§ **TASK REQUIREMENTS**
Write the records out again, keeping each line exactly as it is.

>> BEGIN PROVIDED DATA

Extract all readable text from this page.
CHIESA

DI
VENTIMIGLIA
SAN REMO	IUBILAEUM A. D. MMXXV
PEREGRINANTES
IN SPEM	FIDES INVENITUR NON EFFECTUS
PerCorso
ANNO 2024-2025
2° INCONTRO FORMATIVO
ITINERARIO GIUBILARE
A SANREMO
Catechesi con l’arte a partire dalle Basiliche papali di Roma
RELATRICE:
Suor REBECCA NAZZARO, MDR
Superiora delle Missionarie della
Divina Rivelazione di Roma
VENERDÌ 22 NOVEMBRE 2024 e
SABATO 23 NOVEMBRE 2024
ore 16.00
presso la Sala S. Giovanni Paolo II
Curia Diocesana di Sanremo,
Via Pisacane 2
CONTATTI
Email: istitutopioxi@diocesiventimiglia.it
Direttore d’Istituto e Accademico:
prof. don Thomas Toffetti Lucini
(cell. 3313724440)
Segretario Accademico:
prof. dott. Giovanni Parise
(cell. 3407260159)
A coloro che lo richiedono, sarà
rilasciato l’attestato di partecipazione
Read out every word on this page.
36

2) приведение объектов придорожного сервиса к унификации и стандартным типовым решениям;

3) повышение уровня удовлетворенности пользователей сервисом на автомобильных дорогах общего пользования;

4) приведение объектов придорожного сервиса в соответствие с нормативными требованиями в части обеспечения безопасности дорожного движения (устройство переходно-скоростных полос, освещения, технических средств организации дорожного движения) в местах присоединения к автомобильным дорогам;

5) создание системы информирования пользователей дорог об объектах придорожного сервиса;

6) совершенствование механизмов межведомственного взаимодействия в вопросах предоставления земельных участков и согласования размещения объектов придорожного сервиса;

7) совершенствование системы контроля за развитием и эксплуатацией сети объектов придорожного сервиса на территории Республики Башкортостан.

>> END PROVIDED DATA

§ **FINAL ANSWER**
Extract all readable text from this page.
CHIESA

DI
VENTIMIGLIA
SAN REMO	IUBILAEUM A. D. MMXXV
PEREGRINANTES
IN SPEM	FIDES INVENITUR NON EFFECTUS
PerCorso
ANNO 2024-2025
2° INCONTRO FORMATIVO
ITINERARIO GIUBILARE
A SANREMO
Catechesi con l’arte a partire dalle Basiliche papali di Roma
RELATRICE:
Suor REBECCA NAZZARO, MDR
Superiora delle Missionarie della
Divina Rivelazione di Roma
VENERDÌ 22 NOVEMBRE 2024 e
SABATO 23 NOVEMBRE 2024
ore 16.00
presso la Sala S. Giovanni Paolo II
Curia Diocesana di Sanremo,
Via Pisacane 2
CONTATTI
Email: istitutopioxi@diocesiventimiglia.it
Direttore d’Istituto e Accademico:
prof. don Thomas Toffetti Lucini
(cell. 3313724440)
Segretario Accademico:
prof. dott. Giovanni Parise
(cell. 3407260159)
A coloro che lo richiedono, sarà
rilasciato l’attestato di partecipazione
Read out every word on this page.
36

2) приведение объектов придорожного сервиса к унификации и стандартным типовым решениям;

3) повышение уровня удовлетворенности пользователей сервисом на автомобильных дорогах общего пользования;

4) приведение объектов придорожного сервиса в соответствие с нормативными требованиями в части обеспечения безопасности дорожного движения (устройство переходно-скоростных полос, освещения, технических средств организации дорожного движения) в местах присоединения к автомобильным дорогам;

5) создание системы информирования пользователей дорог об объектах придорожного сервиса;

6) совершенствование механизмов межведомственного взаимодействия в вопросах предоставления земельных участков и согласования размещения объектов придорожного сервиса;

7) совершенствование системы контроля за развитием и эксплуатацией сети объектов придорожного сервиса на территории Республики Башкортостан.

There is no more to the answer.